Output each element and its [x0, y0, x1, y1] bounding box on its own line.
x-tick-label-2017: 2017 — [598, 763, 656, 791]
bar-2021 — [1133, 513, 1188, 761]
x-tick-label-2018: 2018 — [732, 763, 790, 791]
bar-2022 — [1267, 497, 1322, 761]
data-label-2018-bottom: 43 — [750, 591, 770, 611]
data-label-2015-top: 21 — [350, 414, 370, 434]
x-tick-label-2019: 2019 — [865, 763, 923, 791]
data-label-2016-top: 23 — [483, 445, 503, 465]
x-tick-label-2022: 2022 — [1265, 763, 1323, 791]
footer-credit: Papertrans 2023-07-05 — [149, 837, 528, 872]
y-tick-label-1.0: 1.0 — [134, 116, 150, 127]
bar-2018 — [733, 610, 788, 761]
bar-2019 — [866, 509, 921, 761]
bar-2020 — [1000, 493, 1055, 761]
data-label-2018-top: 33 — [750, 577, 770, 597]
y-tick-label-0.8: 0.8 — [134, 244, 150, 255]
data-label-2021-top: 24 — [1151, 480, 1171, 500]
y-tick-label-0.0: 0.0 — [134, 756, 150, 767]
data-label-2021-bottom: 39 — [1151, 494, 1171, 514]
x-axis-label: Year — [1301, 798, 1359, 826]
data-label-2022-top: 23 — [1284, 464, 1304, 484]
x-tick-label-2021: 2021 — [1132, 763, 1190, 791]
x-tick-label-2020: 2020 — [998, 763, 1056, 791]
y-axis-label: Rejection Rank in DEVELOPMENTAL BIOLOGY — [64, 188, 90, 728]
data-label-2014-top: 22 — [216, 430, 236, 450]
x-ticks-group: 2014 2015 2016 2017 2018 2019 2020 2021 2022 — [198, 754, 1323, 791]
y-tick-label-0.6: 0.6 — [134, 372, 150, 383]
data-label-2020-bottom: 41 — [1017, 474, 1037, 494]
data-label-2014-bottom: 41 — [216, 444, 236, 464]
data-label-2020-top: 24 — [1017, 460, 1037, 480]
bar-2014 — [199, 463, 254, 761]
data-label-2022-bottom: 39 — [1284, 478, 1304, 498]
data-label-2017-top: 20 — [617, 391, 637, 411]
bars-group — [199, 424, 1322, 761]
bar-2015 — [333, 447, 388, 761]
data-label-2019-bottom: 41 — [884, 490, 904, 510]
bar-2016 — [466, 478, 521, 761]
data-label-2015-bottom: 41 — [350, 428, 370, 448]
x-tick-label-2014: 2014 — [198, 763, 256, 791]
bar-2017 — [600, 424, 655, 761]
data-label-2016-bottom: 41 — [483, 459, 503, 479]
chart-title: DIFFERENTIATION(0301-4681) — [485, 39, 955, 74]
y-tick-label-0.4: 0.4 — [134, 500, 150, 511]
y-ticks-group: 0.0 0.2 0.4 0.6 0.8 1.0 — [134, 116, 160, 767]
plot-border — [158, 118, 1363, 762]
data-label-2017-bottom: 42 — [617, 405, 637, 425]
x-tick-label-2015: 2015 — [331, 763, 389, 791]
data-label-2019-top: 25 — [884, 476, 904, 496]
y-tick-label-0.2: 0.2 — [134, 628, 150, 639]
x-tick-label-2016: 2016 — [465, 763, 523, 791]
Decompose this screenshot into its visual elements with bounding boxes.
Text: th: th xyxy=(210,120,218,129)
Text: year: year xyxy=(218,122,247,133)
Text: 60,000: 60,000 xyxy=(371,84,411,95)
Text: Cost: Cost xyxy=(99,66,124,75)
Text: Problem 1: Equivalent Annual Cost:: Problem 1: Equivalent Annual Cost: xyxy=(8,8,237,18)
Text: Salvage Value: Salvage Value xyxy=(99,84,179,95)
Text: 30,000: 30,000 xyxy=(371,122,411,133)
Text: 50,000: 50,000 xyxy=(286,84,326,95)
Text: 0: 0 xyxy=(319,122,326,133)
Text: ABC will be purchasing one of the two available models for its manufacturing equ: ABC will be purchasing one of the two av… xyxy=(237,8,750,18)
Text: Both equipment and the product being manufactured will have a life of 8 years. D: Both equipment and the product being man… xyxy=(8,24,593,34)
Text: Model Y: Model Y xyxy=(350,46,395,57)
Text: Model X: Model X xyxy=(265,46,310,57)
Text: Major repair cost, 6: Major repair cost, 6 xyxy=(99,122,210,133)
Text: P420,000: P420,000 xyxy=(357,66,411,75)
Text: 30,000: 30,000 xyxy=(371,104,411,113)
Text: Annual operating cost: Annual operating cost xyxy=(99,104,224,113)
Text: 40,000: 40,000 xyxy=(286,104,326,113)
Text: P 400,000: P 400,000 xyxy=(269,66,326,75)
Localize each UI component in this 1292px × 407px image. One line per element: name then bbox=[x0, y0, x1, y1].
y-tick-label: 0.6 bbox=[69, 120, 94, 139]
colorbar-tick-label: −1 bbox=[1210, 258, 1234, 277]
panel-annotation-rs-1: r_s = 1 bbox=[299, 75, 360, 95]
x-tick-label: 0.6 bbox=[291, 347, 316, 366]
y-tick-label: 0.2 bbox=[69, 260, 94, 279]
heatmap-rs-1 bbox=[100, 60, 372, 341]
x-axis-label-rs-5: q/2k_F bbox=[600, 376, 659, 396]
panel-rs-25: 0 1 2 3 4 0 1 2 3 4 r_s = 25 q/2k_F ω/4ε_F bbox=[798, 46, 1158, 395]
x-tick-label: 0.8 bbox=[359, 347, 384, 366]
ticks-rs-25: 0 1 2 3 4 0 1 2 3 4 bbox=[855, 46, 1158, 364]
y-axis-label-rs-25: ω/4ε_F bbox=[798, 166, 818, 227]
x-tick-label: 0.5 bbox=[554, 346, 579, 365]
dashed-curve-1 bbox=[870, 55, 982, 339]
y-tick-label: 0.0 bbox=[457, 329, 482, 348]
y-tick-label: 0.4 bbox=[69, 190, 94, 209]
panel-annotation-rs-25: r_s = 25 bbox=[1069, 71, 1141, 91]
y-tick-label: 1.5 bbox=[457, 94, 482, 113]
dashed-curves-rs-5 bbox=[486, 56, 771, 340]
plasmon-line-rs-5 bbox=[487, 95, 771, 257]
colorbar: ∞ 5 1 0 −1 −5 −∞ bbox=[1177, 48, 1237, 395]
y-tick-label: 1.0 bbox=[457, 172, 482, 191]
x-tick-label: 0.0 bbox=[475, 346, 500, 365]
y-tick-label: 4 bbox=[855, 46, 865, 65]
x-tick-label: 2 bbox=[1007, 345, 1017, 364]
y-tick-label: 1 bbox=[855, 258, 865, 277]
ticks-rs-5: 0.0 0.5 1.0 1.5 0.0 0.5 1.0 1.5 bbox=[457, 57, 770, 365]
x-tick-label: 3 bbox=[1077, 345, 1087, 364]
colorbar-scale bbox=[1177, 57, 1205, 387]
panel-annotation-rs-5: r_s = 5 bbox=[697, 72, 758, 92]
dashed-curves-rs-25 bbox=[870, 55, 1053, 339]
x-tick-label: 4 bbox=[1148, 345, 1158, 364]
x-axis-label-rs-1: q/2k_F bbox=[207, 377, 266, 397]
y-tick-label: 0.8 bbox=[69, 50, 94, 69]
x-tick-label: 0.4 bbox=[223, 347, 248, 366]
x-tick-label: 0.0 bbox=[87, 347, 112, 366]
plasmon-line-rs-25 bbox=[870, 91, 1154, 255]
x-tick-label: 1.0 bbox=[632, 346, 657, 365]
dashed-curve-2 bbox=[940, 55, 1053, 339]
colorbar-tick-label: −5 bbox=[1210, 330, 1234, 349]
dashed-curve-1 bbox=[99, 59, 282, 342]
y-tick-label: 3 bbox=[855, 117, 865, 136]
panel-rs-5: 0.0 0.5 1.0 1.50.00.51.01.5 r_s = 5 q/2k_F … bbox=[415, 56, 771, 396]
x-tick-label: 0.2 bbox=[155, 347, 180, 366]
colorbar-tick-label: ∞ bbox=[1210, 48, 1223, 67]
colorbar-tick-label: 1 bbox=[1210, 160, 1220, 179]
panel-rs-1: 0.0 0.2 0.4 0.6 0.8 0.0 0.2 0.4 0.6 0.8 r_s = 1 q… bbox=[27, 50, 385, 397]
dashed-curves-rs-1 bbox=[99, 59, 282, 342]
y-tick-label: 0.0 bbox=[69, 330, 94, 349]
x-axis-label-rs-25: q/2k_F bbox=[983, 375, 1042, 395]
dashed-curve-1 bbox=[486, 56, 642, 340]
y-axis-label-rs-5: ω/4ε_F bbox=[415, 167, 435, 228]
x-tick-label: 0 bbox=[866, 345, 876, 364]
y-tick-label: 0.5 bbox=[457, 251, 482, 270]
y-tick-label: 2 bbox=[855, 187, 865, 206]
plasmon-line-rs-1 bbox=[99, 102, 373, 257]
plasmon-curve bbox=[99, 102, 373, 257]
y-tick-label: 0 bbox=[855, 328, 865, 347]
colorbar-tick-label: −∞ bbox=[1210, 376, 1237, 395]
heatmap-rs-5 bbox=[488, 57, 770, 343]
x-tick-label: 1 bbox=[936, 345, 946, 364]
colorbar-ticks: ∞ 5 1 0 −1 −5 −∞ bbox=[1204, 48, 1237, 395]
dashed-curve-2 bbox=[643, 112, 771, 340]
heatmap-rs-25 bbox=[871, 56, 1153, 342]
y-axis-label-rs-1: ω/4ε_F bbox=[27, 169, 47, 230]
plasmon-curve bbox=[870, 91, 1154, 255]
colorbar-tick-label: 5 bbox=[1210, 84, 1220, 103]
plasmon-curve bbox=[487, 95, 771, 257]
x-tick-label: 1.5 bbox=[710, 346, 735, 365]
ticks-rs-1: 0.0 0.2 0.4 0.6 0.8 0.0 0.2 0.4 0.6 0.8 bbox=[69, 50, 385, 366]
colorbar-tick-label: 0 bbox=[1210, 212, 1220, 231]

=-=-=

Report each line of the entries above that contains the string "axis". Case counts.

▶ Response:
x-axis-label: Year — [1301, 798, 1359, 826]
y-axis-label: Rejection Rank in DEVELOPMENTAL BIOLOGY — [64, 188, 90, 728]
x-axis-label-rs-5: q/2k_F bbox=[600, 376, 659, 396]
y-axis-label-rs-25: ω/4ε_F bbox=[798, 166, 818, 227]
x-axis-label-rs-1: q/2k_F bbox=[207, 377, 266, 397]
x-axis-label-rs-25: q/2k_F bbox=[983, 375, 1042, 395]
y-axis-label-rs-5: ω/4ε_F bbox=[415, 167, 435, 228]
y-axis-label-rs-1: ω/4ε_F bbox=[27, 169, 47, 230]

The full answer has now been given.